= Record extracts =
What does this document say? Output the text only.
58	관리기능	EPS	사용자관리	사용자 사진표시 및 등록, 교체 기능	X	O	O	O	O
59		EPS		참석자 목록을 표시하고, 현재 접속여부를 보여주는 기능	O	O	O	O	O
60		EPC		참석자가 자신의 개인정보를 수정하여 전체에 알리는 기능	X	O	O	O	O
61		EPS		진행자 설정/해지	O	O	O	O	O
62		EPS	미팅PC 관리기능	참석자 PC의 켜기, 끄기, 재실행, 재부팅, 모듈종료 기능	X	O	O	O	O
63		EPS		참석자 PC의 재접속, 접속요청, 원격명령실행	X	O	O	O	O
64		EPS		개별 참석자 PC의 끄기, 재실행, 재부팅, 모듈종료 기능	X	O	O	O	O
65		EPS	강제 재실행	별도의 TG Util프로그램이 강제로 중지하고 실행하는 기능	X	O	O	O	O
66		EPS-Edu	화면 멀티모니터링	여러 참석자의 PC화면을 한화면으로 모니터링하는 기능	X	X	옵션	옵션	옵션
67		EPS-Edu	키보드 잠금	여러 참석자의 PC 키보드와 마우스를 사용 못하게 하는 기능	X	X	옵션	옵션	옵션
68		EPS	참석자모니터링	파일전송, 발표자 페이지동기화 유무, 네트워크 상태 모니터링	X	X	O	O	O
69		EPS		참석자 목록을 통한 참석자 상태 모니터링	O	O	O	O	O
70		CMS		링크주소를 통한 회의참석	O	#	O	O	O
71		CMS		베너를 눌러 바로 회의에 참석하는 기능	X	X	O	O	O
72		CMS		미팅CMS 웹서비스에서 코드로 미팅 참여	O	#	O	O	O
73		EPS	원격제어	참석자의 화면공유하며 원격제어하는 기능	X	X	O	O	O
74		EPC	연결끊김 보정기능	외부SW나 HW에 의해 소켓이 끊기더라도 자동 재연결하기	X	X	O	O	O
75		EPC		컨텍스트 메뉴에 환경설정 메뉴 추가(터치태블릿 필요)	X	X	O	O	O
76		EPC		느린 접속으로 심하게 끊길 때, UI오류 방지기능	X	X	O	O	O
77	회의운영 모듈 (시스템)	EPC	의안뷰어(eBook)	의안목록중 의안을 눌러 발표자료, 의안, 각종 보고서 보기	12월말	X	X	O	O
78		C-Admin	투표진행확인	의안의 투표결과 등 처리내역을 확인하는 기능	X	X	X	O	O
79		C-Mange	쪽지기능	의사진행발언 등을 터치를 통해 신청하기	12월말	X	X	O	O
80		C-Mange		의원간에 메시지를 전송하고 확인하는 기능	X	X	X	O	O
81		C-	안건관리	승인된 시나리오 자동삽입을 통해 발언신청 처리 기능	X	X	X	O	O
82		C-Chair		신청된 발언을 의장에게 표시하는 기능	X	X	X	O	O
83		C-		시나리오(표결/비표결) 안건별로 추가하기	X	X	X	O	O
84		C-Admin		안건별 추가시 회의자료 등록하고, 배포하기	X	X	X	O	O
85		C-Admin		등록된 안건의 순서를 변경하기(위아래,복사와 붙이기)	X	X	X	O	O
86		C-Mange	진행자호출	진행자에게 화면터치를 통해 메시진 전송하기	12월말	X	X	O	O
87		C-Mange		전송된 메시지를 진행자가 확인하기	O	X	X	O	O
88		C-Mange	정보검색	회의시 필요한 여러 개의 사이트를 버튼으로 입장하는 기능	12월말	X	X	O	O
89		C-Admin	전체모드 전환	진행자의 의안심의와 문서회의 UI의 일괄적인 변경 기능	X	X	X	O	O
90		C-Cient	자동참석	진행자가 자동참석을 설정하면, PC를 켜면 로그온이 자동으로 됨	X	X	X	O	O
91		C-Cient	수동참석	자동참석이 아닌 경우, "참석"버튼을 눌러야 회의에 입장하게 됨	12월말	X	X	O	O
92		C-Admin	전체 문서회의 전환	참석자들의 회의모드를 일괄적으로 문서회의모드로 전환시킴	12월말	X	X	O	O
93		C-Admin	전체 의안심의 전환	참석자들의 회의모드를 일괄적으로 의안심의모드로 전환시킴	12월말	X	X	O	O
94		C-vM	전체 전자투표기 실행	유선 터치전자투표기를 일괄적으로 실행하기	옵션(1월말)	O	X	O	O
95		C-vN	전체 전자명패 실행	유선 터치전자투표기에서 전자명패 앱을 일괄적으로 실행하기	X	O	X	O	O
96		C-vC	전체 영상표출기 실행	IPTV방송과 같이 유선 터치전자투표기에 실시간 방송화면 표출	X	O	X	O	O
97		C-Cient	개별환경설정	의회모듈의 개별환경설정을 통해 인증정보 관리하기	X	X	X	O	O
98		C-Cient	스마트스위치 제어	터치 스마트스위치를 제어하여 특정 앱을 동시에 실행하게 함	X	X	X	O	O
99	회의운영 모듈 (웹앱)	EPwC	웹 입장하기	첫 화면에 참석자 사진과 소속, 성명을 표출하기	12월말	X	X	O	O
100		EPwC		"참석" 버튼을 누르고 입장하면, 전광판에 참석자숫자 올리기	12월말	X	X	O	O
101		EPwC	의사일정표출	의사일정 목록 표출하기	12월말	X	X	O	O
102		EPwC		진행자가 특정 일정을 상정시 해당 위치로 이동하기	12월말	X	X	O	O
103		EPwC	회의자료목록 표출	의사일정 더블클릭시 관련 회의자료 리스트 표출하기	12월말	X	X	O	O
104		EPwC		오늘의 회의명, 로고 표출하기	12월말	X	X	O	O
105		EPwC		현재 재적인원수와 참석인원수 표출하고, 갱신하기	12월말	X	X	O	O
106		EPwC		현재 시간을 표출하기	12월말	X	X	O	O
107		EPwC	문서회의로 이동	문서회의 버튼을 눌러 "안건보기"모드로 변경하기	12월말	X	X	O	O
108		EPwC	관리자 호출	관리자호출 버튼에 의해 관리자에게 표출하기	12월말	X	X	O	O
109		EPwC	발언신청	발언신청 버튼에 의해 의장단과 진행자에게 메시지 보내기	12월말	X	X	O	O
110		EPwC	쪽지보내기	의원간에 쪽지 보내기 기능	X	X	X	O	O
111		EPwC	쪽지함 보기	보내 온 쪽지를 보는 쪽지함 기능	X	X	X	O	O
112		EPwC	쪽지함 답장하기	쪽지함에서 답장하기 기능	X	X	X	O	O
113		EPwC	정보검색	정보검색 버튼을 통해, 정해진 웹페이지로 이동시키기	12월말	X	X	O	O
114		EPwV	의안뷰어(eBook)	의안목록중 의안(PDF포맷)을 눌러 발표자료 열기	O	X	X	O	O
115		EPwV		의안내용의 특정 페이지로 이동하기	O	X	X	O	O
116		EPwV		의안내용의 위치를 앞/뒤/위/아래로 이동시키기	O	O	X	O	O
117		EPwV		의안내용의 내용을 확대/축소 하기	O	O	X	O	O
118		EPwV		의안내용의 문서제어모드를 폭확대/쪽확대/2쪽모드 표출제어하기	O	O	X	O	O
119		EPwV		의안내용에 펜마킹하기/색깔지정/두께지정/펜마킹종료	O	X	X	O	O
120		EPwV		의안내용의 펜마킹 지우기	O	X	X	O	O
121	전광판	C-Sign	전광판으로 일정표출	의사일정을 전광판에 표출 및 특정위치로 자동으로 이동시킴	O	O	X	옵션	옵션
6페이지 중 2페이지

= Task details =
Count the lines of the listing above that include the word "회의운영" and state the total with nothing else.

= Result of this task =
2